Print all of the lines exactly. Any picture among them stays out.

** Given information **

⟨

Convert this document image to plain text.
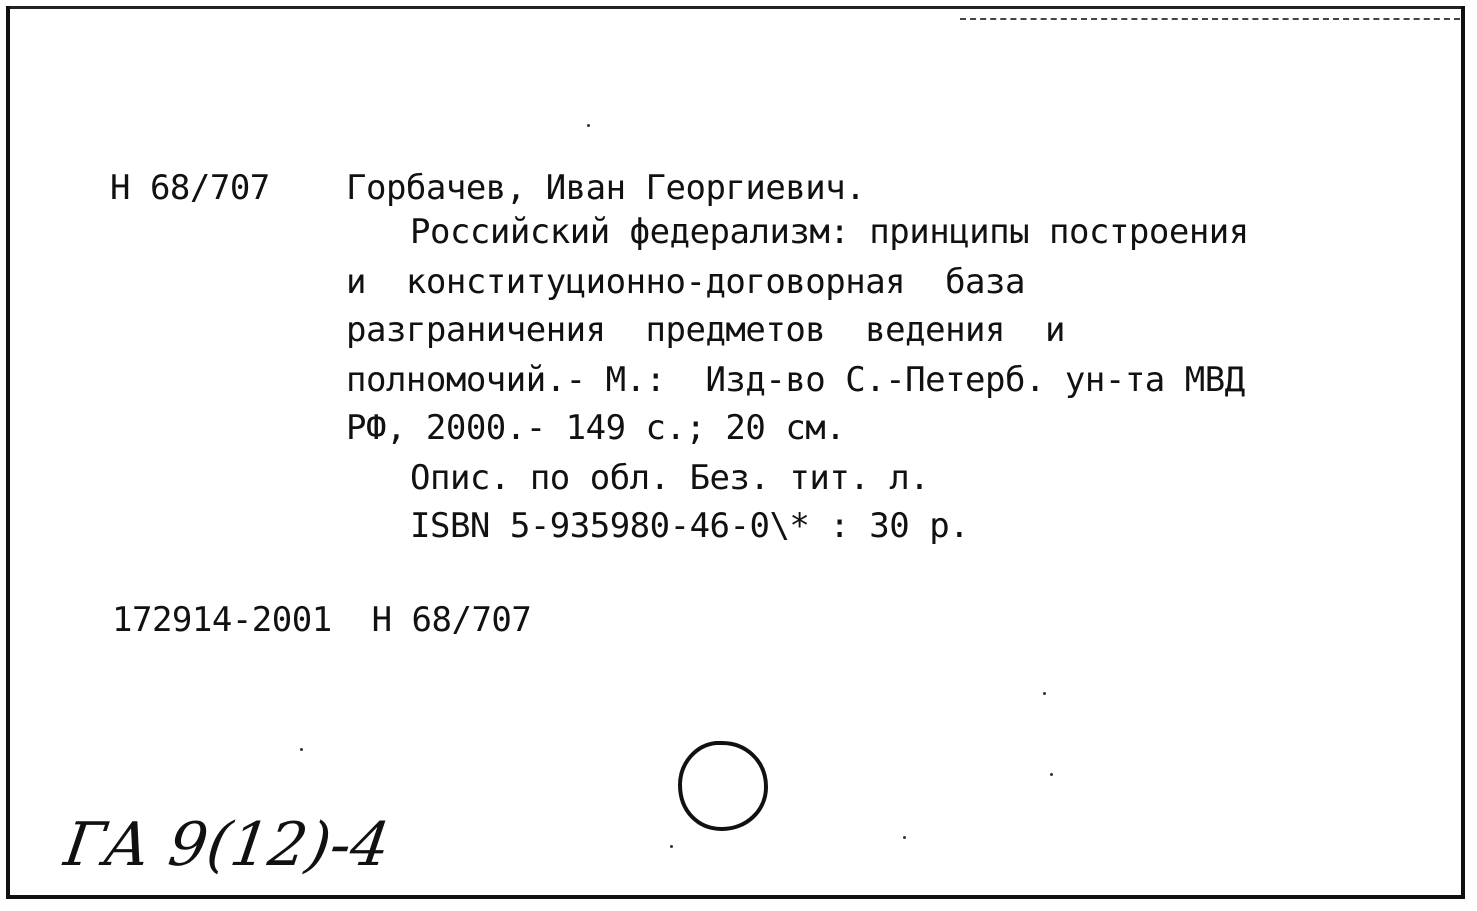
Н 68/707 Горбачев, Иван Георгиевич.
Российский федерализм: принципы построения
и  конституционно-договорная  база
разграничения  предметов  ведения  и
полномочий.- М.:  Изд-во С.-Петерб. ун-та МВД
РФ, 2000.- 149 с.; 20 см.
Опис. по обл. Без. тит. л.
ISBN 5-935980-46-0\* : 30 р.
172914-2001  Н 68/707
ГА 9(12)-4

⟩

** Solution for this exercise **
Convert this document image to plain text.
Н 68/707 Горбачев, Иван Георгиевич.
Российский федерализм: принципы построения
и  конституционно-договорная  база
разграничения  предметов  ведения  и
полномочий.- М.:  Изд-во С.-Петерб. ун-та МВД
РФ, 2000.- 149 с.; 20 см.
Опис. по обл. Без. тит. л.
ISBN 5-935980-46-0\* : 30 р.
172914-2001  Н 68/707
ГА 9(12)-4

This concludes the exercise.